--- Begin The data ---
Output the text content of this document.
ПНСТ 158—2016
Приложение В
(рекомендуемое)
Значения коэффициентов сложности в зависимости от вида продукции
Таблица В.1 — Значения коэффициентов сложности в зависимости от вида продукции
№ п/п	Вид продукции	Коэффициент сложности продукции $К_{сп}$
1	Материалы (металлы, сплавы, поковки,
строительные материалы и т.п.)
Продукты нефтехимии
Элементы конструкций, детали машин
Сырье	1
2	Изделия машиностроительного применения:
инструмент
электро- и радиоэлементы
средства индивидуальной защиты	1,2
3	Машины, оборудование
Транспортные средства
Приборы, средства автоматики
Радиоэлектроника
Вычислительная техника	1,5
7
--- End The data ---
Pick out the lines containing the string "вида" and show them.

Exercise answer:
Значения коэффициентов сложности в зависимости от вида продукции
Таблица В.1 — Значения коэффициентов сложности в зависимости от вида продукции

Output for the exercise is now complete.